Collected data
------------------------------------

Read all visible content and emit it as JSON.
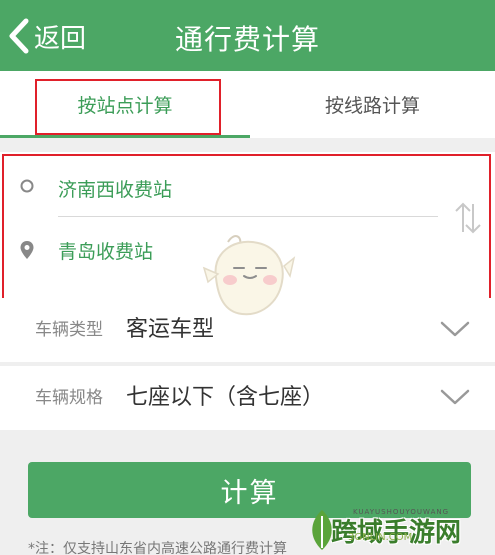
{
  "header": {
    "back_label": "返回",
    "title": "通行费计算"
  },
  "tabs": [
    {
      "label": "按站点计算",
      "active": true
    },
    {
      "label": "按线路计算",
      "active": false
    }
  ],
  "stations": {
    "from": "济南西收费站",
    "to": "青岛收费站"
  },
  "fields": [
    {
      "label": "车辆类型",
      "value": "客运车型"
    },
    {
      "label": "车辆规格",
      "value": "七座以下（含七座）"
    }
  ],
  "calculate_label": "计算",
  "note": "*注：仅支持山东省内高速公路通行费计算",
  "watermark": {
    "cn": "跨域手游网",
    "en": "KUAYUSHOUYOUWANG",
    "site": "3GNLIN.COM"
  },
  "colors": {
    "primary": "#4ca765",
    "accent_text": "#3c9d58",
    "highlight": "#e0202a"
  },
  "icons": {
    "back": "chevron-left-icon",
    "origin": "circle-icon",
    "destination": "location-pin-icon",
    "swap": "swap-vertical-icon",
    "dropdown": "chevron-down-icon"
  }
}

------------------------------------

Find the word "chevron" and list each line it appears in.

* Task solution:
    "back": "chevron-left-icon",
    "dropdown": "chevron-down-icon"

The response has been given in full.